***** Material supplied

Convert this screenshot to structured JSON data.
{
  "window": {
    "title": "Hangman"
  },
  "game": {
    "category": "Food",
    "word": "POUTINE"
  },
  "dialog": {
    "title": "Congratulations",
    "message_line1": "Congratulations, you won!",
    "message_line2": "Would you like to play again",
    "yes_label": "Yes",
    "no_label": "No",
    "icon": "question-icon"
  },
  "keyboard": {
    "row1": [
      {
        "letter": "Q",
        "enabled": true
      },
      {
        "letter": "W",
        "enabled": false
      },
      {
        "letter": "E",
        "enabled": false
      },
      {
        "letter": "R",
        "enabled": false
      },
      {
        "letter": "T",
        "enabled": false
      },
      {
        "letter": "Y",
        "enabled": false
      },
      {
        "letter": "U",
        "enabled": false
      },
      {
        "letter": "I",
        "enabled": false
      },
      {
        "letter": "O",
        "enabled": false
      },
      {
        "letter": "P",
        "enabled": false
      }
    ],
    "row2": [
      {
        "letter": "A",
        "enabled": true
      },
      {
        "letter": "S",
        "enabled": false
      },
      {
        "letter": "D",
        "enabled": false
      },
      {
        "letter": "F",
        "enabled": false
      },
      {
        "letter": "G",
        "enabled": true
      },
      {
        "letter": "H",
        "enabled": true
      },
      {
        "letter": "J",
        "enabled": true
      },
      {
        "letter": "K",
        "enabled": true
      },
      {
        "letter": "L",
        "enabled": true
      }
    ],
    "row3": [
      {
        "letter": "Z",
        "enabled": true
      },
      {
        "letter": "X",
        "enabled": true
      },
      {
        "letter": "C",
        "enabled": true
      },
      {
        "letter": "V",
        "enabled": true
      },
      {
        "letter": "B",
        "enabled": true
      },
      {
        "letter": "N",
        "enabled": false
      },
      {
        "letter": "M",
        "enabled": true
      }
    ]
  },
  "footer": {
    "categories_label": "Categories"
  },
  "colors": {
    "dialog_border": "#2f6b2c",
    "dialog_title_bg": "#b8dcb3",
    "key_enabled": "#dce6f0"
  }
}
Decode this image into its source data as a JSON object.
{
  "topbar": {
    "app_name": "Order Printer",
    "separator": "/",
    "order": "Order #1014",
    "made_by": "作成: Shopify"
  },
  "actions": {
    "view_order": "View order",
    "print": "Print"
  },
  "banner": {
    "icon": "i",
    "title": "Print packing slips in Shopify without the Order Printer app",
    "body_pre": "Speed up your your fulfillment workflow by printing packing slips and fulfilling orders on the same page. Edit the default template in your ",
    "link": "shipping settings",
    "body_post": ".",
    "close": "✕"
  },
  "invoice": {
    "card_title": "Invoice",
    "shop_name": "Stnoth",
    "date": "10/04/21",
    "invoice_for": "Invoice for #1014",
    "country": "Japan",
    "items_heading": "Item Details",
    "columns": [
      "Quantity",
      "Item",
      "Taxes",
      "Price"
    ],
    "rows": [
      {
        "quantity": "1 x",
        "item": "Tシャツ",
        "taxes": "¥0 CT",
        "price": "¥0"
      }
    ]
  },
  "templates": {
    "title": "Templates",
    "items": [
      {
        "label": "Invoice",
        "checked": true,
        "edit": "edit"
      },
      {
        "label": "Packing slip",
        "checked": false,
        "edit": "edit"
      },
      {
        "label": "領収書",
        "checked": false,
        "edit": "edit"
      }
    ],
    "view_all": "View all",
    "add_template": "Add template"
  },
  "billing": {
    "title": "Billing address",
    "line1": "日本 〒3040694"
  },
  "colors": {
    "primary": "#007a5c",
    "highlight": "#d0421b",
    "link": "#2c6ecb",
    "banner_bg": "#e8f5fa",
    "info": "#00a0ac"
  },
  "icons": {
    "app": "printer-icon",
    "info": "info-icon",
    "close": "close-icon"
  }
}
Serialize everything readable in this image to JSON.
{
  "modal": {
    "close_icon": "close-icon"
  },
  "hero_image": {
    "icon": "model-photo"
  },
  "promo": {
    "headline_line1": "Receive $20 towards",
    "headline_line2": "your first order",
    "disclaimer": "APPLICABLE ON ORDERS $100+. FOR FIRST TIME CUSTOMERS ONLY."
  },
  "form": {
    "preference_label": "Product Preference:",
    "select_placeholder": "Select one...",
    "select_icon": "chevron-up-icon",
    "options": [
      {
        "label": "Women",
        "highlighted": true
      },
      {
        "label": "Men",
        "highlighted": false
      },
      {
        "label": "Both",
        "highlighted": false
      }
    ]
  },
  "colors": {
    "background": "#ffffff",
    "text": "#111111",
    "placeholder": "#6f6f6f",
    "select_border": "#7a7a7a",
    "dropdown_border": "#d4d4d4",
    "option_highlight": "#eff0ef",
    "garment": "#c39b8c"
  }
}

**********

§ **Work instructions**: Provide the count, and nothing else, of lines in the data above where the word "JSON" occurs.

§ **Answer to this problem**: 3